→ **EXTRACTED TEXT**
[START]

Actions and results define our careers. In some cases, we achieve resounding victories in winning a trial, closing a deal, landing a major client, or taking the mantle of leadership and driving a group, department or organization to great heights. At other times, we may have suffered defeats, but, in the process, learned valuable lessons that ultimately paved the way to future accomplishments.

It is ironic, then, in a profession that is replete with many gifted individuals who took important steps before and after they joined it, that inaction—or more specifically, inertia—is often the phenomenon that will impede them from reaching their full potential. Working with lawyers for more than three decades has revealed one overriding lament of those who have introspectively glanced back at their careers. Their regret, as Twain wrote, is of having failed to pull the trigger on some opportunities that arose at critical points in their careers.

Although there are some intrepid, indefatigable souls among us who seemingly are always marching forward, most do battle with procrastination, and its much more formidable relative—inertia—at various points in our careers. Procrastination confronts many more often, as briefs, memos, reports and similar tasks are shunted to the side until a deadline is lurking in the rearview mirror. Some need that pressure, and actually feed off it, while others rue that they didn’t finish the task much earlier, as that tension took a toll on them. In the end, though, procrastination almost always just defers action. It doesn’t stop it (as does inertia), as the assignment is eventually completed.

[END]

→ **INSTRUCTION**
Copy the stretch from "Although there are" through "is eventually completed." in the passage on career inertia word for word. The material that follows stands apart from the passage on career inertia.

→ **DATA LINES**
[START]

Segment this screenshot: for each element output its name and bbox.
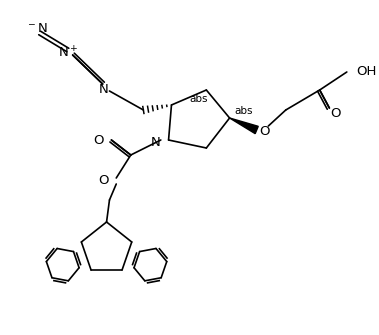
Text: O: O: [259, 125, 270, 137]
Text: N$^+$: N$^+$: [58, 45, 78, 61]
Text: abs: abs: [189, 94, 207, 104]
Text: O: O: [98, 174, 108, 187]
Text: O: O: [330, 107, 340, 120]
Text: N: N: [151, 135, 161, 148]
Text: O: O: [93, 134, 103, 146]
Text: $^-$N: $^-$N: [26, 21, 48, 35]
Text: abs: abs: [235, 106, 253, 116]
Text: OH: OH: [357, 65, 377, 77]
Polygon shape: [230, 118, 258, 134]
Text: N: N: [99, 82, 108, 95]
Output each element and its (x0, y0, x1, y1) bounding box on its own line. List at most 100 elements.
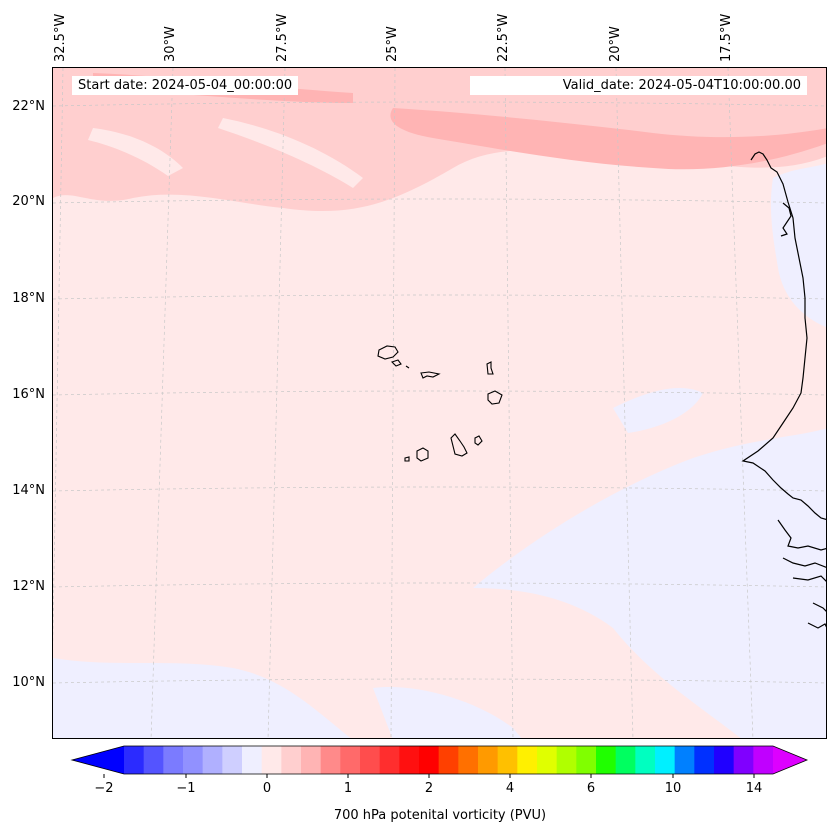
island-maio (474, 435, 483, 446)
lat-label-14: 14°N (12, 483, 45, 498)
colorbar-tick-label: 1 (343, 781, 353, 796)
valid-date-label: Valid_date: 2024-05-04T10:00:00.00 (470, 76, 807, 95)
negative-tint-mid (613, 388, 703, 433)
colorbar-segment (478, 746, 499, 774)
colorbar-segment (556, 746, 577, 774)
colorbar-segment (281, 746, 302, 774)
colorbar-segment (733, 746, 754, 774)
lon-line-30 (150, 68, 174, 738)
island-brava (404, 456, 410, 462)
island-santiago (450, 433, 468, 457)
lon-label-25: 25°W (385, 26, 400, 62)
colorbar-segment (615, 746, 636, 774)
colorbar-segment (537, 746, 558, 774)
colorbar-tick-label: −1 (176, 781, 196, 796)
lon-line-32-5 (53, 68, 64, 648)
colorbar-tick-label: 2 (424, 781, 434, 796)
lon-label-32-5: 32.5°W (53, 13, 68, 62)
colorbar-segment (242, 746, 263, 774)
lat-label-12: 12°N (12, 579, 45, 594)
coast-detail-6 (807, 622, 826, 629)
lat-label-16: 16°N (12, 387, 45, 402)
lat-line-16 (53, 390, 826, 396)
lon-label-27-5: 27.5°W (275, 13, 290, 62)
lon-line-25 (390, 68, 396, 738)
colorbar-segment (714, 746, 735, 774)
coast-detail-1 (780, 202, 792, 237)
coast-detail-5 (812, 602, 826, 612)
lon-label-20: 20°W (608, 26, 623, 62)
lat-line-18 (53, 294, 826, 300)
negative-tint-ne (770, 163, 826, 328)
african-coast (741, 151, 826, 521)
colorbar-segment (753, 746, 774, 774)
colorbar-segment (261, 746, 282, 774)
colorbar-segment (301, 746, 322, 774)
colorbar-segment (360, 746, 381, 774)
island-sao-vicente (390, 359, 402, 367)
colorbar-segment (694, 746, 715, 774)
colorbar-segment (320, 746, 341, 774)
colorbar-segment (143, 746, 164, 774)
coastlines (741, 151, 826, 629)
lon-line-27-5 (267, 68, 286, 738)
colorbar-segment (438, 746, 459, 774)
coast-detail-4 (792, 575, 826, 582)
colorbar-segment (124, 746, 145, 774)
colorbar-segment (163, 746, 184, 774)
colorbar-segment (222, 746, 243, 774)
negative-tint-se (473, 428, 826, 738)
island-sal (486, 361, 494, 375)
lon-label-17-5: 17.5°W (719, 13, 734, 62)
lat-label-22: 22°N (12, 99, 45, 114)
colorbar-tick-label: 14 (745, 781, 763, 796)
lat-line-22 (53, 101, 826, 107)
colorbar-segment (674, 746, 695, 774)
colorbar-segment (596, 746, 617, 774)
colorbar-tick-label: 0 (262, 781, 272, 796)
island-boa-vista (487, 390, 503, 405)
colorbar-tick-label: 10 (664, 781, 682, 796)
colorbar-tick-label: 4 (505, 781, 515, 796)
colorbar-tick-label: −2 (94, 781, 114, 796)
colorbar-title: 700 hPa potenital vorticity (PVU) (333, 808, 547, 823)
colorbar-segment (379, 746, 400, 774)
island-santa-luzia (405, 365, 410, 369)
lat-label-18: 18°N (12, 291, 45, 306)
cape-verde-islands (377, 345, 503, 462)
lon-label-30: 30°W (163, 26, 178, 62)
lon-line-20 (615, 68, 634, 738)
map-canvas (53, 68, 826, 738)
island-sao-nicolau (420, 371, 441, 379)
colorbar-min-extend (72, 746, 124, 774)
island-fogo (416, 447, 429, 462)
negative-tint-sw (53, 658, 351, 738)
light-streak-1 (218, 118, 363, 188)
island-santo-antao (377, 345, 399, 360)
colorbar-segment (419, 746, 440, 774)
colorbar-segment (517, 746, 538, 774)
lat-label-10: 10°N (12, 675, 45, 690)
lon-label-22-5: 22.5°W (496, 13, 511, 62)
colorbar-outline (70, 745, 809, 775)
lat-line-20 (53, 198, 826, 204)
lat-line-14 (53, 486, 826, 492)
negative-tint-south (373, 687, 522, 738)
colorbar-segment (202, 746, 223, 774)
map-panel (52, 67, 827, 739)
start-date-label: Start date: 2024-05-04_00:00:00 (72, 76, 299, 95)
coast-detail-3 (782, 557, 826, 568)
coast-detail-2 (777, 519, 826, 551)
colorbar-segment (183, 746, 204, 774)
graticule (53, 68, 826, 738)
colorbar-segment (458, 746, 479, 774)
pink-band-north (53, 68, 826, 212)
lon-line-17-5 (727, 68, 754, 738)
colorbar-tick-label: 6 (586, 781, 596, 796)
deep-pink-streak-1 (390, 108, 826, 170)
colorbar-segment (340, 746, 361, 774)
colorbar-segment (497, 746, 518, 774)
colorbar-max-extend (773, 746, 807, 774)
colorbar-segment (635, 746, 656, 774)
colorbar-segment (399, 746, 420, 774)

[END]

→ **RESULT**
Although there are some intrepid, indefatigable souls among us who seemingly are always marching forward, most do battle with procrastination, and its much more formidable relative—inertia—at various points in our careers. Procrastination confronts many more often, as briefs, memos, reports and similar tasks are shunted to the side until a deadline is lurking in the rearview mirror. Some need that pressure, and actually feed off it, while others rue that they didn’t finish the task much earlier, as that tension took a toll on them. In the end, though, procrastination almost always just defers action. It doesn’t stop it (as does inertia), as the assignment is eventually completed.